Problem » Could you put the records below into a Markdown table with the columns Row and Line, starting at the first line and stopping after the line that contains "- x-axis-line: [55, 307, 485, 313]", and leaving out any blank lines?

Data to process »
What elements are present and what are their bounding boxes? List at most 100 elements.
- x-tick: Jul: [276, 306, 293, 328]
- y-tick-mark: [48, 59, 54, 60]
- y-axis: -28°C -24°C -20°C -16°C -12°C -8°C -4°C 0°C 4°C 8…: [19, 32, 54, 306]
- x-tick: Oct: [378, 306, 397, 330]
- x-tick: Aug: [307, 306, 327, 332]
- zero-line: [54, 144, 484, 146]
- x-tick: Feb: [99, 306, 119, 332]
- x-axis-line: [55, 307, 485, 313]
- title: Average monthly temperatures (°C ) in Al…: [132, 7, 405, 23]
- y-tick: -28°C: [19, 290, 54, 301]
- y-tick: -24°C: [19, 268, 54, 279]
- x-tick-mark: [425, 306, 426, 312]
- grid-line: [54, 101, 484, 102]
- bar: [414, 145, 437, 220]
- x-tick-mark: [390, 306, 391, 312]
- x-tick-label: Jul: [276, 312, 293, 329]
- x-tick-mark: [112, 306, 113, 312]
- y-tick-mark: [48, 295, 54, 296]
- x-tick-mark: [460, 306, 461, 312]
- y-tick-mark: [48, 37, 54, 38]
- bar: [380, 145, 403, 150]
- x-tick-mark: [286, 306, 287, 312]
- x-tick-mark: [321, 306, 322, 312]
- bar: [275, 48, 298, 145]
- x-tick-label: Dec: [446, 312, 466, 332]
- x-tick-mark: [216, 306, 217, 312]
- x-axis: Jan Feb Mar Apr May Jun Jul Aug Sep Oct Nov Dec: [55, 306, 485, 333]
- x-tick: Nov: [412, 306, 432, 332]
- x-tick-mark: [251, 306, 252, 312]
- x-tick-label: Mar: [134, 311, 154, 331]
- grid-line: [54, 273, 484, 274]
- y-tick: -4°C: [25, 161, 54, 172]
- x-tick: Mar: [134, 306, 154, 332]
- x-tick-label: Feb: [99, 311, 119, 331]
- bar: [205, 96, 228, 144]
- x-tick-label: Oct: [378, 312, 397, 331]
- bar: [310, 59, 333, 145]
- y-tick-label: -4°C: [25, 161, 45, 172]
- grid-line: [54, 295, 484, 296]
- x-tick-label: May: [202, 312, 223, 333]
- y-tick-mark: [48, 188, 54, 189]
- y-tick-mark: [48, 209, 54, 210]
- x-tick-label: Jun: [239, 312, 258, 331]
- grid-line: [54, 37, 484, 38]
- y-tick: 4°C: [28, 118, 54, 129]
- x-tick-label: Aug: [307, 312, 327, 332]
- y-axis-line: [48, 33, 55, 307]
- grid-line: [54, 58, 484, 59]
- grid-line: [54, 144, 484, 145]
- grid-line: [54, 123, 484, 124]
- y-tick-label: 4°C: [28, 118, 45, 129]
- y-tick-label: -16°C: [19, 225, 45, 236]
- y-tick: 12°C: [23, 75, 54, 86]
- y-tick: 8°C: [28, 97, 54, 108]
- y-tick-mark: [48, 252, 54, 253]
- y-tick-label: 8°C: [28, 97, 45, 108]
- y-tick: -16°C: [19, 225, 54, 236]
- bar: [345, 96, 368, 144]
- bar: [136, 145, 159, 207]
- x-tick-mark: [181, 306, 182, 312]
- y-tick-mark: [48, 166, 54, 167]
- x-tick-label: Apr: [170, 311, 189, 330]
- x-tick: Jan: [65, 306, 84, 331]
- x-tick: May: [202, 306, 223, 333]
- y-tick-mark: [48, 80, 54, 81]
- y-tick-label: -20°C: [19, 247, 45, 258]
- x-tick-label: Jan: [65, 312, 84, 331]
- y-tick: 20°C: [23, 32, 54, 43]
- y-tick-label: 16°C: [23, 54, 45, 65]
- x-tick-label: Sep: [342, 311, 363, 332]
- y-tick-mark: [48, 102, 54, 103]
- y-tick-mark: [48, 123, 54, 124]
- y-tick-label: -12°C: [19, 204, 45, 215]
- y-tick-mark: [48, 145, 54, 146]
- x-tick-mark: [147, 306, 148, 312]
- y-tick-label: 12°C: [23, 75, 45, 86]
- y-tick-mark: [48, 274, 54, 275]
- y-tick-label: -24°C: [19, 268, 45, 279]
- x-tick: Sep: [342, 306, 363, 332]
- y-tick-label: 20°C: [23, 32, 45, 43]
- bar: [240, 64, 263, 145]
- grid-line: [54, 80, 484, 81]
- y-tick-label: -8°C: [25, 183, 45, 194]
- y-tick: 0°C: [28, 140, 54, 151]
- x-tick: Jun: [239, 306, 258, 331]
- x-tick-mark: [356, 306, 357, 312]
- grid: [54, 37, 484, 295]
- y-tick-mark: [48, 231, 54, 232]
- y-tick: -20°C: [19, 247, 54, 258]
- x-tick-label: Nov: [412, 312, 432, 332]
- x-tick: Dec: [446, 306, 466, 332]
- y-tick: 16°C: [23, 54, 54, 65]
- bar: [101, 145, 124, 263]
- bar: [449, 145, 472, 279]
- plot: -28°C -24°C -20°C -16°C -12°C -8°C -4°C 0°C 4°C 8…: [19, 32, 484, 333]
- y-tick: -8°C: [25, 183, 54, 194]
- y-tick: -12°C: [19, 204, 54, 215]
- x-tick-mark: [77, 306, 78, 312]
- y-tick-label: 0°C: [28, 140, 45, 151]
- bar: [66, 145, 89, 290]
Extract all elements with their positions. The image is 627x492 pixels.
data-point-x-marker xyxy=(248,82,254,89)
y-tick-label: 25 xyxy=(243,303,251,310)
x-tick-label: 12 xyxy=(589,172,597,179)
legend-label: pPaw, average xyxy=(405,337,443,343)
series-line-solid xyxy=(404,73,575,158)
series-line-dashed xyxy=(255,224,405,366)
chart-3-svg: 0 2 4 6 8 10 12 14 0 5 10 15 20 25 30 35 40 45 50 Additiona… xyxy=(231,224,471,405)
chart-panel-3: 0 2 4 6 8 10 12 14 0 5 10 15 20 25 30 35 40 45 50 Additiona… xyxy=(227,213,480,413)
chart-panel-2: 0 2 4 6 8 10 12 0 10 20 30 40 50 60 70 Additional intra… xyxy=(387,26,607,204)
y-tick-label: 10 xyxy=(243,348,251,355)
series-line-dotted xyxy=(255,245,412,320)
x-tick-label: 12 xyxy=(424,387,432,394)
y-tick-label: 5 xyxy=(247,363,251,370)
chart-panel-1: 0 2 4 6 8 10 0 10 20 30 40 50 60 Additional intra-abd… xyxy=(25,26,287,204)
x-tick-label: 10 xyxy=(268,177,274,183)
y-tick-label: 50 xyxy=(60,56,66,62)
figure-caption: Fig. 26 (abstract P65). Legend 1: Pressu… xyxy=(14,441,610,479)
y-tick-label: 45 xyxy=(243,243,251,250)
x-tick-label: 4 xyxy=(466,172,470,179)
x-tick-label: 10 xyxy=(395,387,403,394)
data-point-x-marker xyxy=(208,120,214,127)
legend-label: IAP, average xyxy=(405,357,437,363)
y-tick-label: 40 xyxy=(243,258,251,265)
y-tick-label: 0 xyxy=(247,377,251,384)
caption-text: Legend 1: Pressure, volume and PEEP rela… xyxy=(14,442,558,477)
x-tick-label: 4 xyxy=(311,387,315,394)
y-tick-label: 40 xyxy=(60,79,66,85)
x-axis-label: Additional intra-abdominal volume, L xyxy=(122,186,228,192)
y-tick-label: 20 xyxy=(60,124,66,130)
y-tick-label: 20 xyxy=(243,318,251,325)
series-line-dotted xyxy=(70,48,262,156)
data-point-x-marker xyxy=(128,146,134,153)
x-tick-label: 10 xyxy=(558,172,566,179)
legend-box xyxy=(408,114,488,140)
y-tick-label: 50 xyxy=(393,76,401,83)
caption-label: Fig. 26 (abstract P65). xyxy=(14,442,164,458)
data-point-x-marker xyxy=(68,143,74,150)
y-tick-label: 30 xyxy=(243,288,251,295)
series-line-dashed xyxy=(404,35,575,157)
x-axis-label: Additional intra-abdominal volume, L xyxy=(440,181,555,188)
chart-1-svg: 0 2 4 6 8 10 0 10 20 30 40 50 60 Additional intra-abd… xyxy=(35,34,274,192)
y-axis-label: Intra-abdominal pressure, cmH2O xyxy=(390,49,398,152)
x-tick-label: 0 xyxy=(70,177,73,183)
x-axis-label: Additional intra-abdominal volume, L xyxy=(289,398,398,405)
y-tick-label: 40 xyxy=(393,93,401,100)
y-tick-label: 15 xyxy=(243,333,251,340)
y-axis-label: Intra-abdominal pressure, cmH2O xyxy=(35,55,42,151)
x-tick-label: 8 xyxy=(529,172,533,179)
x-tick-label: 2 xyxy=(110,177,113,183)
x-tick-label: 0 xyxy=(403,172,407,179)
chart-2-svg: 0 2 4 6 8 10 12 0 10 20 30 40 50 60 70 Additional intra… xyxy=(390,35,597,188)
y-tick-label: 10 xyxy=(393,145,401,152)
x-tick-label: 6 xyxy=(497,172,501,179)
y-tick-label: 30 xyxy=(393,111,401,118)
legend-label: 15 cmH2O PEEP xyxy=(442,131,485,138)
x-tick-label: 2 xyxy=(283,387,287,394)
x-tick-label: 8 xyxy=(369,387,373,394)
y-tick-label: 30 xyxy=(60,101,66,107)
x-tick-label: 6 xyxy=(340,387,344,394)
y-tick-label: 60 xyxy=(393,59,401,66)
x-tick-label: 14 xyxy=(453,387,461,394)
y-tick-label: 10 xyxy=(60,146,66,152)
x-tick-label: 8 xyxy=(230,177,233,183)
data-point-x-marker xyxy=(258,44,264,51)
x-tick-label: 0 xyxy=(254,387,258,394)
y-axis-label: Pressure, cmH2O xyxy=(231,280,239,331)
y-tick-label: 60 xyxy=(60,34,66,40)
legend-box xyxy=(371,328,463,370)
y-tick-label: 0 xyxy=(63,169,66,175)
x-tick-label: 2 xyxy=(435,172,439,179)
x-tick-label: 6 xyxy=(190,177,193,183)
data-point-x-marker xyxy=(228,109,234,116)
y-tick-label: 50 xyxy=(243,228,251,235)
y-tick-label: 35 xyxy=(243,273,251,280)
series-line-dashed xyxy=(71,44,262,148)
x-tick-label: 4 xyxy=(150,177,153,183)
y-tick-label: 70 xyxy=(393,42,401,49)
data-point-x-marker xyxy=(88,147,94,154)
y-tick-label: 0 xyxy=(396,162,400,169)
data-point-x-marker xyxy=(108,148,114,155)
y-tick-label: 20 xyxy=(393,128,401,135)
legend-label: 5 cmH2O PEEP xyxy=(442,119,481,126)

Solution to this task »
| Row | Line |
|---|---|
| 1 | What elements are present and what are their bounding boxes? List at most 100 elements. |
| 2 | - x-tick: Jul: [276, 306, 293, 328] |
| 3 | - y-tick-mark: [48, 59, 54, 60] |
| 4 | - y-axis: -28°C -24°C -20°C -16°C -12°C -8°C -4°C 0°C 4°C 8…: [19, 32, 54, 306] |
| 5 | - x-tick: Oct: [378, 306, 397, 330] |
| 6 | - x-tick: Aug: [307, 306, 327, 332] |
| 7 | - zero-line: [54, 144, 484, 146] |
| 8 | - x-tick: Feb: [99, 306, 119, 332] |
| 9 | - x-axis-line: [55, 307, 485, 313] |